>> start DATA EXTRACT

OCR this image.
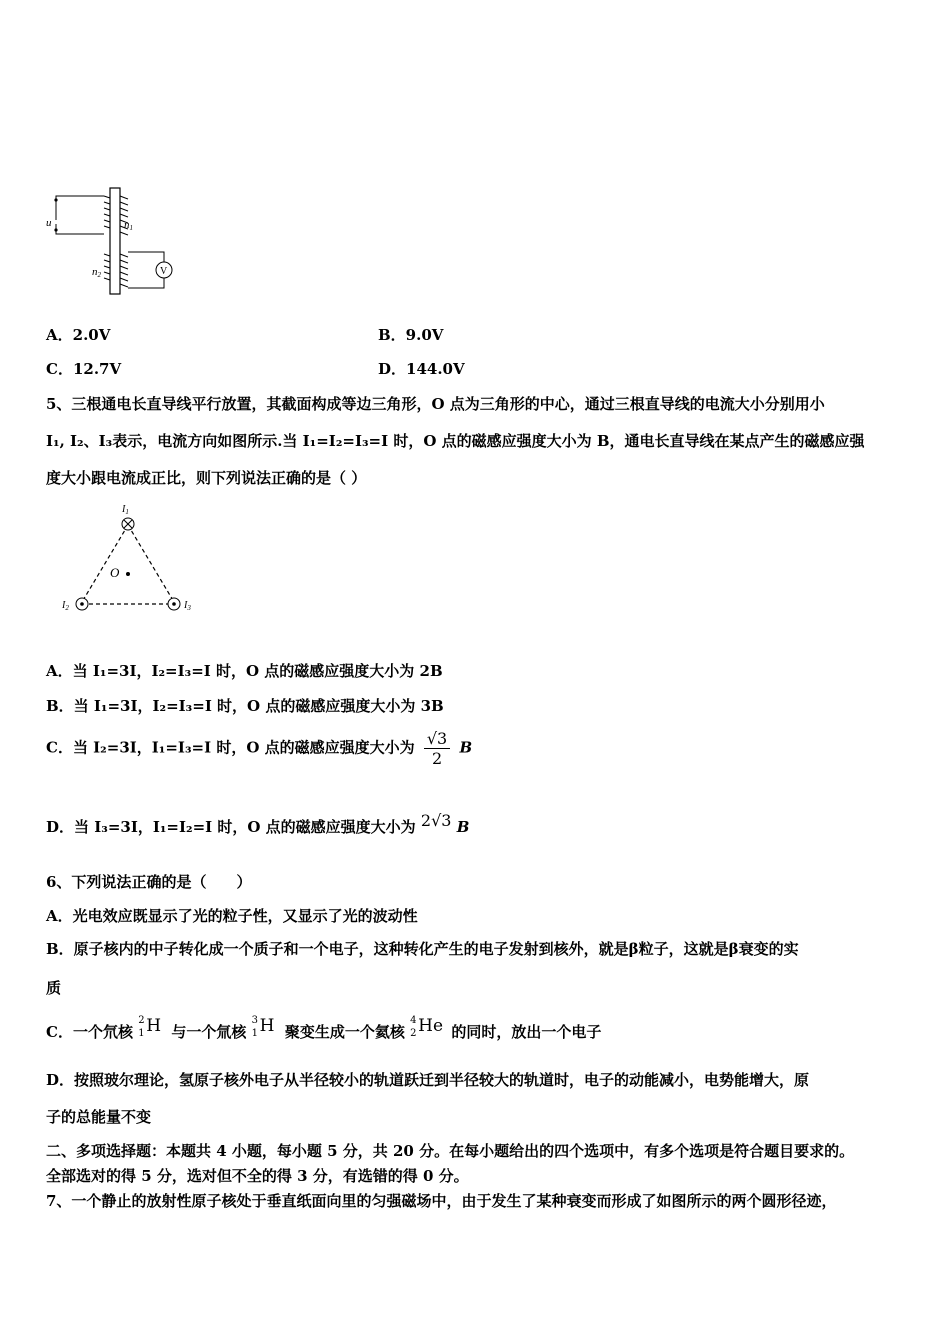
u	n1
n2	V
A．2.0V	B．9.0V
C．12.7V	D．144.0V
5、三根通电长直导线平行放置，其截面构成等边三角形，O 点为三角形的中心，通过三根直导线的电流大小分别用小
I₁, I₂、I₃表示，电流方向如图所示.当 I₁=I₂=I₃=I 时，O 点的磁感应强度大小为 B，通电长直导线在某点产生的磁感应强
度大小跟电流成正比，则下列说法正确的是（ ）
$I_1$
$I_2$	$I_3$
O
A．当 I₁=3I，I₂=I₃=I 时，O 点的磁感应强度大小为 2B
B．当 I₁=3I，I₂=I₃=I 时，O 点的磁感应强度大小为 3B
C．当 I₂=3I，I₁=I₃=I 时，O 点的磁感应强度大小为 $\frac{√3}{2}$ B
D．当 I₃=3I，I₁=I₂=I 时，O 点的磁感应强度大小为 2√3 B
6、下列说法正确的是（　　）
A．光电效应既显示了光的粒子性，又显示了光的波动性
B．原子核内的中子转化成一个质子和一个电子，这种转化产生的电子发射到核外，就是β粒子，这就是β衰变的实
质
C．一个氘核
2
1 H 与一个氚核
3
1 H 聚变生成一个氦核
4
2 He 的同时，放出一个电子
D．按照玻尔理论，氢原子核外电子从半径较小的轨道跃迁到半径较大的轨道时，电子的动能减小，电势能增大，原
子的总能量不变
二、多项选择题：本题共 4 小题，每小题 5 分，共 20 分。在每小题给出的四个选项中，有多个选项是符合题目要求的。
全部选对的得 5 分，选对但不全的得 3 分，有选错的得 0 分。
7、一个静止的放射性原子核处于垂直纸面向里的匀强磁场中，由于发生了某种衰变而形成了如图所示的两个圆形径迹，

>> end DATA EXTRACT
>> start DATA EXTRACT

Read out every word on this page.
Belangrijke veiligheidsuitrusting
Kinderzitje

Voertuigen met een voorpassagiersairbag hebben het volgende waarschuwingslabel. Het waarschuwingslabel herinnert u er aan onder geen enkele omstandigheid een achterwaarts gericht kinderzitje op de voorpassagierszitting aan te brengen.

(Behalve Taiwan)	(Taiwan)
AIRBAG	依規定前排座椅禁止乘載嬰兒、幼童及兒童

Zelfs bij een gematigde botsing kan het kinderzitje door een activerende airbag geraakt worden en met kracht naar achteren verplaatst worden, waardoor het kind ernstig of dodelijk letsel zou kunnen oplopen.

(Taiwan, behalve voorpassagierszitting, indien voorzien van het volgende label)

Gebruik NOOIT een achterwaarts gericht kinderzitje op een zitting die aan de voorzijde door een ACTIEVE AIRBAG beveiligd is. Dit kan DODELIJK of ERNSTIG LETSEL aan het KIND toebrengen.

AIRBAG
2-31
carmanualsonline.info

>> end DATA EXTRACT

■ STATED TASK ■
Which lines of the material contain the string "Taiwan"? List each of them.

■ EXPECTED ANSWER ■
(Behalve Taiwan)	(Taiwan)
(Taiwan, behalve voorpassagierszitting, indien voorzien van het volgende label)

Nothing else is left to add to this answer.